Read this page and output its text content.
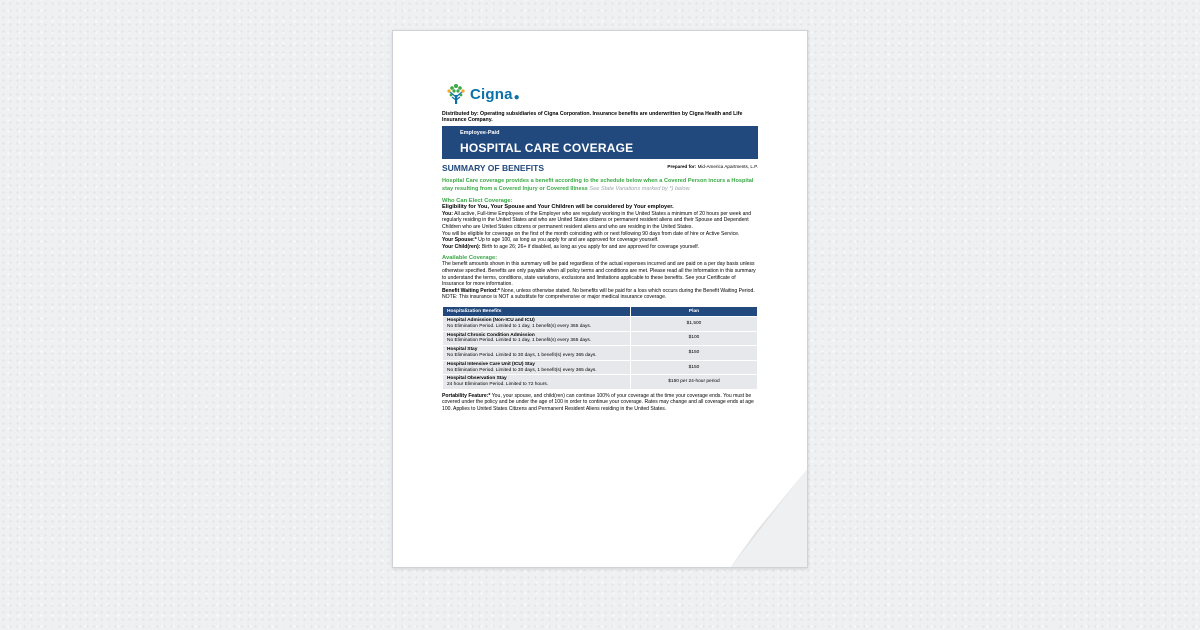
Cigna ●
Distributed by: Operating subsidiaries of Cigna Corporation. Insurance benefits are underwritten by Cigna Health and Life Insurance Company.
Employee-Paid
HOSPITAL CARE COVERAGE
SUMMARY OF BENEFITS	Prepared for: Mid-America Apartments, L.P.
Hospital Care coverage provides a benefit according to the schedule below when a Covered Person incurs a Hospital stay resulting from a Covered Injury or Covered Illness See State Variations marked by *) below.
Who Can Elect Coverage:
Eligibility for You, Your Spouse and Your Children will be considered by Your employer.
You: All active, Full-time Employees of the Employer who are regularly working in the United States a minimum of 20 hours per week and regularly residing in the United States and who are United States citizens or permanent resident aliens and their Spouse and Dependent Children who are United States citizens or permanent resident aliens and who are residing in the United States.
You will be eligible for coverage on the first of the month coinciding with or next following 90 days from date of hire or Active Service.
Your Spouse:* Up to age 100, as long as you apply for and are approved for coverage yourself.
Your Child(ren): Birth to age 26; 26+ if disabled, as long as you apply for and are approved for coverage yourself.
Available Coverage:
The benefit amounts shown in this summary will be paid regardless of the actual expenses incurred and are paid on a per day basis unless otherwise specified. Benefits are only payable when all policy terms and conditions are met. Please read all the information in this summary to understand the terms, conditions, state variations, exclusions and limitations applicable to these benefits. See your Certificate of Insurance for more information.
Benefit Waiting Period:* None, unless otherwise stated. No benefits will be paid for a loss which occurs during the Benefit Waiting Period.
NOTE: This insurance is NOT a substitute for comprehensive or major medical insurance coverage.
Hospitalization Benefits	Plan

Hospital Admission (Non-ICU and ICU)
No Elimination Period. Limited to 1 day, 1 benefit(s) every 365 days.	$1,500

Hospital Chronic Condition Admission
No Elimination Period. Limited to 1 day, 1 benefit(s) every 365 days.	$100

Hospital Stay
No Elimination Period. Limited to 30 days, 1 benefit(s) every 365 days.	$150

Hospital Intensive Care Unit (ICU) Stay
No Elimination Period. Limited to 30 days, 1 benefit(s) every 365 days.	$150

Hospital Observation Stay
24 hour Elimination Period. Limited to 72 hours.	$150 per 24-hour period
Portability Feature:* You, your spouse, and child(ren) can continue 100% of your coverage at the time your coverage ends. You must be covered under the policy and be under the age of 100 in order to continue your coverage. Rates may change and all coverage ends at age 100. Applies to United States Citizens and Permanent Resident Aliens residing in the United States.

● EXERCISE OBJECTIVE
Only lines with the word "Limited" are wanted, so copy each one from the records.

● CORRECT RESPONSE
No Elimination Period. Limited to 1 day, 1 benefit(s) every 365 days.	$1,500
No Elimination Period. Limited to 1 day, 1 benefit(s) every 365 days.	$100
No Elimination Period. Limited to 30 days, 1 benefit(s) every 365 days.	$150
No Elimination Period. Limited to 30 days, 1 benefit(s) every 365 days.	$150
24 hour Elimination Period. Limited to 72 hours.	$150 per 24-hour period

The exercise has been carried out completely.